• [Problem]
Run through the records and show each line that includes the string "Phoenix".

• [Page content transcription data]
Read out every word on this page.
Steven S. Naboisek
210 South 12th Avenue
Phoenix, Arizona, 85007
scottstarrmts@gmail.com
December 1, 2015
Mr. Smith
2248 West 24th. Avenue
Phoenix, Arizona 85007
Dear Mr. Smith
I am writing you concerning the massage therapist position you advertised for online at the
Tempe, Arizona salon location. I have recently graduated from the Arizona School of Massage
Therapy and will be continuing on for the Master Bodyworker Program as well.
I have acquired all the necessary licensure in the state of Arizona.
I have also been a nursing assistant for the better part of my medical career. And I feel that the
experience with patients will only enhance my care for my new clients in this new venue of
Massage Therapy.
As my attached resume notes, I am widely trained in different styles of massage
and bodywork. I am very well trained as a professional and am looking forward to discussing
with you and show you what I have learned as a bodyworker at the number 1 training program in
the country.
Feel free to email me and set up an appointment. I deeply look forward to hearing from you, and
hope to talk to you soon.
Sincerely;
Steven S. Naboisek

• [Finished task]
Phoenix, Arizona, 85007
Phoenix, Arizona 85007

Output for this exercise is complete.